[Saved entries]
= = = =

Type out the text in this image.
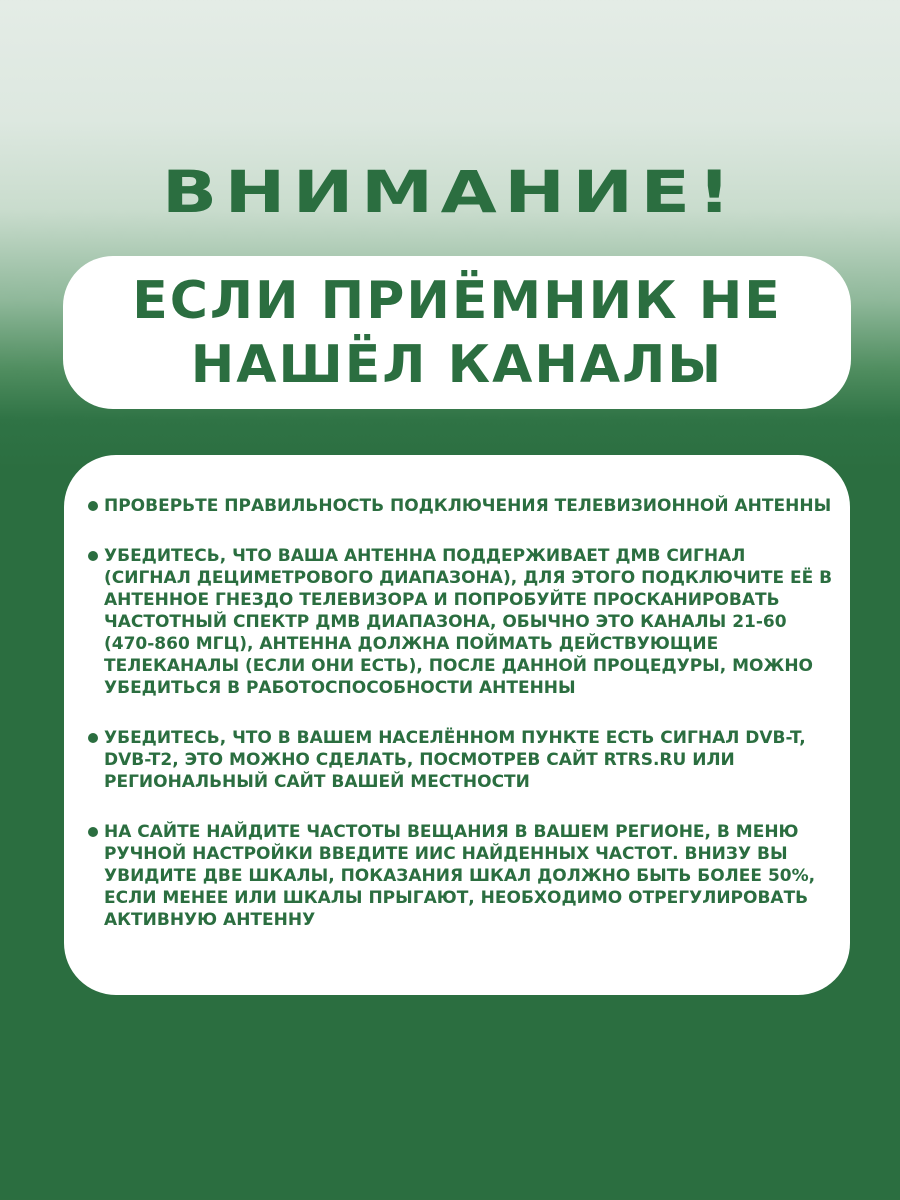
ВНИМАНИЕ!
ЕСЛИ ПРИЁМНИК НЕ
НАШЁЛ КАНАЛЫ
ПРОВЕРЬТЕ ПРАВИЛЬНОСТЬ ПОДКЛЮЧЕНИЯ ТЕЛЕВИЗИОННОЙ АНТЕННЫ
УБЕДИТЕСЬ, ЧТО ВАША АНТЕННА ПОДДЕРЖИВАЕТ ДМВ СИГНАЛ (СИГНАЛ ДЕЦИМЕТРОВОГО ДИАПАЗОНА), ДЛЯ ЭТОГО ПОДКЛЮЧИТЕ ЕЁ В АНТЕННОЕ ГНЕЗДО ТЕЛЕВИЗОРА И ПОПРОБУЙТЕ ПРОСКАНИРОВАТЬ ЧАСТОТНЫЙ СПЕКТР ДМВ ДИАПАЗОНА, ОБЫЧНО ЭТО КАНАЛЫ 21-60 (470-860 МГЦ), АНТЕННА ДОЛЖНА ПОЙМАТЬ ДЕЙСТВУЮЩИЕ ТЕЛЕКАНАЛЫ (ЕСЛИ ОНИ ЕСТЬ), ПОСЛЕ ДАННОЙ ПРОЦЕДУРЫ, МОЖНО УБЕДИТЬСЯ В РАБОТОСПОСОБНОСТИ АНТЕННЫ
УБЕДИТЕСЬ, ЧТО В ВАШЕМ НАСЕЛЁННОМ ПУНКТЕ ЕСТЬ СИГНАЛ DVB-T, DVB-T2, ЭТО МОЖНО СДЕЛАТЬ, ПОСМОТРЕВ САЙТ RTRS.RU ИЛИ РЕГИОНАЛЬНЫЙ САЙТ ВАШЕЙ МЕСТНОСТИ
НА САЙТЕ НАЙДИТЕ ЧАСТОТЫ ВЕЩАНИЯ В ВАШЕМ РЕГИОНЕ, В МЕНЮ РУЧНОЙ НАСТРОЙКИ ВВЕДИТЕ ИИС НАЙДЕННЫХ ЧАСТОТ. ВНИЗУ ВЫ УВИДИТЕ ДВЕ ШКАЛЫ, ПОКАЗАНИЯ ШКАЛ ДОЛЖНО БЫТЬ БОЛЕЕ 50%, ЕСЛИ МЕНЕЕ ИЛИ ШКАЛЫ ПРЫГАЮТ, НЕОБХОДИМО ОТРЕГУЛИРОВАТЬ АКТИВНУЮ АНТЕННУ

= = = =

Exclude the pictures. Write out the remaining data exactly.

▶ [Answer to the problem]
Type out the text in this image.
ВНИМАНИЕ!
ЕСЛИ ПРИЁМНИК НЕ
НАШЁЛ КАНАЛЫ
ПРОВЕРЬТЕ ПРАВИЛЬНОСТЬ ПОДКЛЮЧЕНИЯ ТЕЛЕВИЗИОННОЙ АНТЕННЫ
УБЕДИТЕСЬ, ЧТО ВАША АНТЕННА ПОДДЕРЖИВАЕТ ДМВ СИГНАЛ (СИГНАЛ ДЕЦИМЕТРОВОГО ДИАПАЗОНА), ДЛЯ ЭТОГО ПОДКЛЮЧИТЕ ЕЁ В АНТЕННОЕ ГНЕЗДО ТЕЛЕВИЗОРА И ПОПРОБУЙТЕ ПРОСКАНИРОВАТЬ ЧАСТОТНЫЙ СПЕКТР ДМВ ДИАПАЗОНА, ОБЫЧНО ЭТО КАНАЛЫ 21-60 (470-860 МГЦ), АНТЕННА ДОЛЖНА ПОЙМАТЬ ДЕЙСТВУЮЩИЕ ТЕЛЕКАНАЛЫ (ЕСЛИ ОНИ ЕСТЬ), ПОСЛЕ ДАННОЙ ПРОЦЕДУРЫ, МОЖНО УБЕДИТЬСЯ В РАБОТОСПОСОБНОСТИ АНТЕННЫ
УБЕДИТЕСЬ, ЧТО В ВАШЕМ НАСЕЛЁННОМ ПУНКТЕ ЕСТЬ СИГНАЛ DVB-T, DVB-T2, ЭТО МОЖНО СДЕЛАТЬ, ПОСМОТРЕВ САЙТ RTRS.RU ИЛИ РЕГИОНАЛЬНЫЙ САЙТ ВАШЕЙ МЕСТНОСТИ
НА САЙТЕ НАЙДИТЕ ЧАСТОТЫ ВЕЩАНИЯ В ВАШЕМ РЕГИОНЕ, В МЕНЮ РУЧНОЙ НАСТРОЙКИ ВВЕДИТЕ ИИС НАЙДЕННЫХ ЧАСТОТ. ВНИЗУ ВЫ УВИДИТЕ ДВЕ ШКАЛЫ, ПОКАЗАНИЯ ШКАЛ ДОЛЖНО БЫТЬ БОЛЕЕ 50%, ЕСЛИ МЕНЕЕ ИЛИ ШКАЛЫ ПРЫГАЮТ, НЕОБХОДИМО ОТРЕГУЛИРОВАТЬ АКТИВНУЮ АНТЕННУ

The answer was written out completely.